BEGIN

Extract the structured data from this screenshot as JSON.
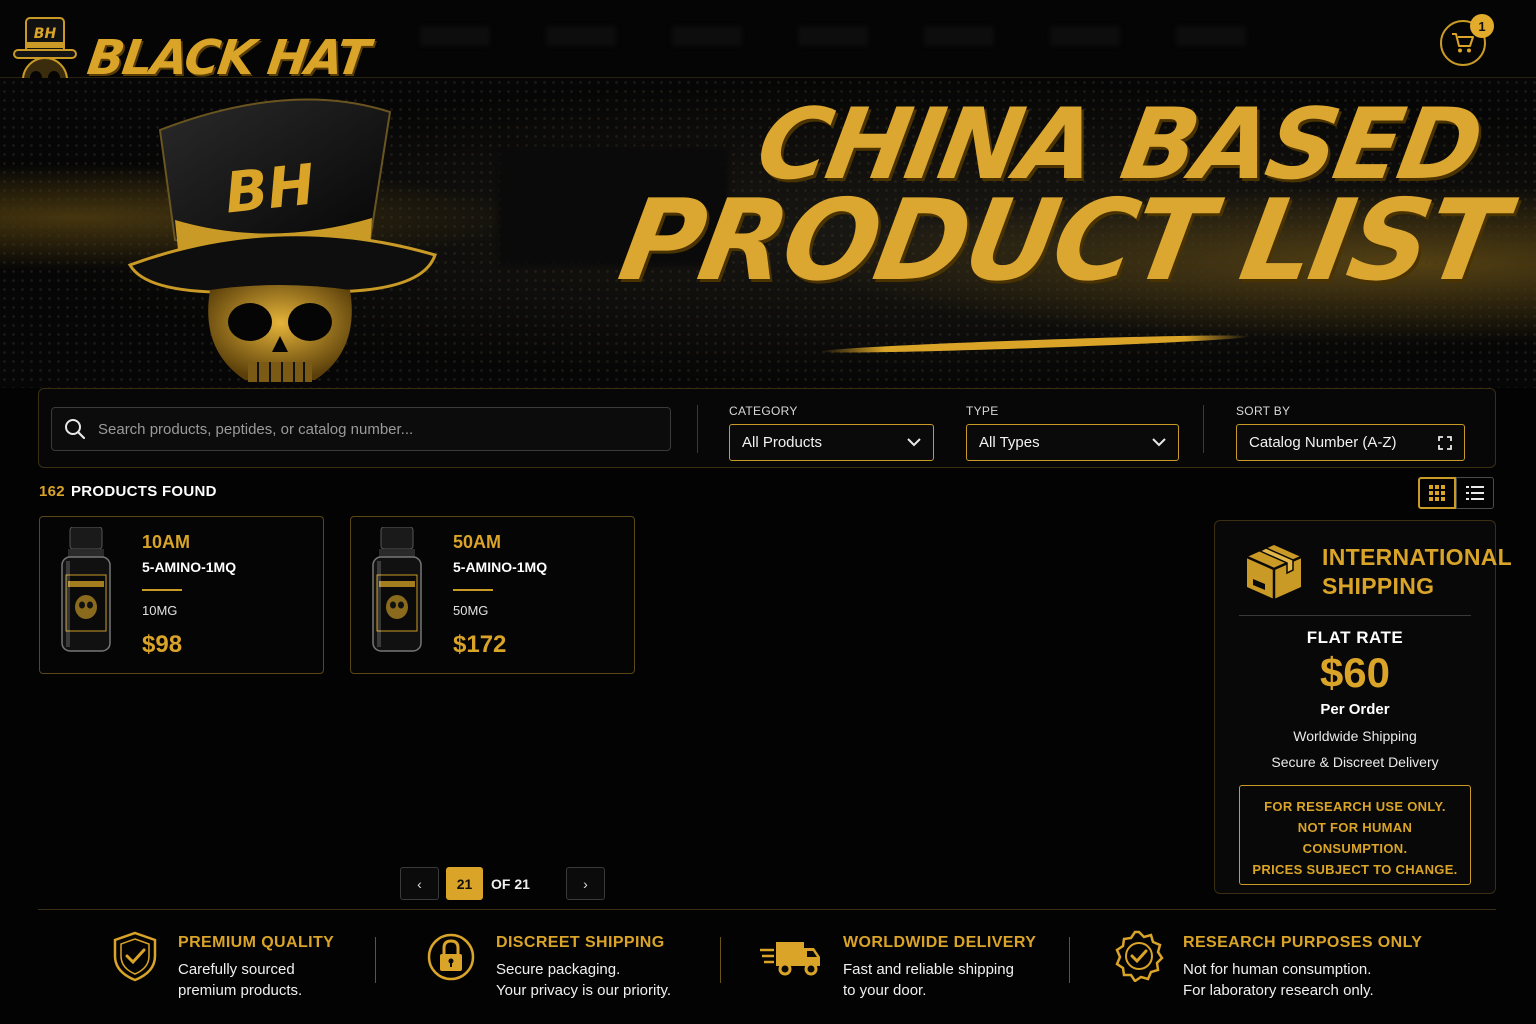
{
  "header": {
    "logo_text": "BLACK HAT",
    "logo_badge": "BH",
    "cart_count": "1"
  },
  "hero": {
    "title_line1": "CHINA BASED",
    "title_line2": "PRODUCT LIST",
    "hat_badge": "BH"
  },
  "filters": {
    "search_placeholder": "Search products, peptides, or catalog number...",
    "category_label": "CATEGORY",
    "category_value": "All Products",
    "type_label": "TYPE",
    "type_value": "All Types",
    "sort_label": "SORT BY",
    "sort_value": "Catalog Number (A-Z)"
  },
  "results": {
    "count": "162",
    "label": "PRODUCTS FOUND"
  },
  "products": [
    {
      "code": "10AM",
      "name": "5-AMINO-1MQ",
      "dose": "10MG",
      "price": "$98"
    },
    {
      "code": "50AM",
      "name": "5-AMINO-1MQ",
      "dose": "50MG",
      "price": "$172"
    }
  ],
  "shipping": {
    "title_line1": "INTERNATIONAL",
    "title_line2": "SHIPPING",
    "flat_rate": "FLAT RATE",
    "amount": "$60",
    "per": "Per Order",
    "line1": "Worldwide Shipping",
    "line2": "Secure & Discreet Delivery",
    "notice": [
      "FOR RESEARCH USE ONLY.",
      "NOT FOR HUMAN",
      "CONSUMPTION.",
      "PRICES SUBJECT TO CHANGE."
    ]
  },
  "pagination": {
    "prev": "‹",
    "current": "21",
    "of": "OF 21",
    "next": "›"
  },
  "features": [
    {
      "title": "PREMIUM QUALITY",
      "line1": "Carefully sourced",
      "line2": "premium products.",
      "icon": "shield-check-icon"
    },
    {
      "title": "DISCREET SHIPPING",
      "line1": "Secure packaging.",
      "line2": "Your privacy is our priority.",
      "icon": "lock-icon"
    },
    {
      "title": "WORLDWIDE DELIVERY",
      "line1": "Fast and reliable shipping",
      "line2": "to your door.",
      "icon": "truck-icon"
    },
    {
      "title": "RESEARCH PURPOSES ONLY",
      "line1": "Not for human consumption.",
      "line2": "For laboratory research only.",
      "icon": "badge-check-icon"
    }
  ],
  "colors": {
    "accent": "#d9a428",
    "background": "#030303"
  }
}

END

WHAT YOU HAVE TO DO:
Every line of the data above should be repeated exactly. Omit the pictures.

ANSWER TO THE PROBLEM:
Extract the structured data from this screenshot as JSON.
{
  "header": {
    "logo_text": "BLACK HAT",
    "logo_badge": "BH",
    "cart_count": "1"
  },
  "hero": {
    "title_line1": "CHINA BASED",
    "title_line2": "PRODUCT LIST",
    "hat_badge": "BH"
  },
  "filters": {
    "search_placeholder": "Search products, peptides, or catalog number...",
    "category_label": "CATEGORY",
    "category_value": "All Products",
    "type_label": "TYPE",
    "type_value": "All Types",
    "sort_label": "SORT BY",
    "sort_value": "Catalog Number (A-Z)"
  },
  "results": {
    "count": "162",
    "label": "PRODUCTS FOUND"
  },
  "products": [
    {
      "code": "10AM",
      "name": "5-AMINO-1MQ",
      "dose": "10MG",
      "price": "$98"
    },
    {
      "code": "50AM",
      "name": "5-AMINO-1MQ",
      "dose": "50MG",
      "price": "$172"
    }
  ],
  "shipping": {
    "title_line1": "INTERNATIONAL",
    "title_line2": "SHIPPING",
    "flat_rate": "FLAT RATE",
    "amount": "$60",
    "per": "Per Order",
    "line1": "Worldwide Shipping",
    "line2": "Secure & Discreet Delivery",
    "notice": [
      "FOR RESEARCH USE ONLY.",
      "NOT FOR HUMAN",
      "CONSUMPTION.",
      "PRICES SUBJECT TO CHANGE."
    ]
  },
  "pagination": {
    "prev": "‹",
    "current": "21",
    "of": "OF 21",
    "next": "›"
  },
  "features": [
    {
      "title": "PREMIUM QUALITY",
      "line1": "Carefully sourced",
      "line2": "premium products.",
      "icon": "shield-check-icon"
    },
    {
      "title": "DISCREET SHIPPING",
      "line1": "Secure packaging.",
      "line2": "Your privacy is our priority.",
      "icon": "lock-icon"
    },
    {
      "title": "WORLDWIDE DELIVERY",
      "line1": "Fast and reliable shipping",
      "line2": "to your door.",
      "icon": "truck-icon"
    },
    {
      "title": "RESEARCH PURPOSES ONLY",
      "line1": "Not for human consumption.",
      "line2": "For laboratory research only.",
      "icon": "badge-check-icon"
    }
  ],
  "colors": {
    "accent": "#d9a428",
    "background": "#030303"
  }
}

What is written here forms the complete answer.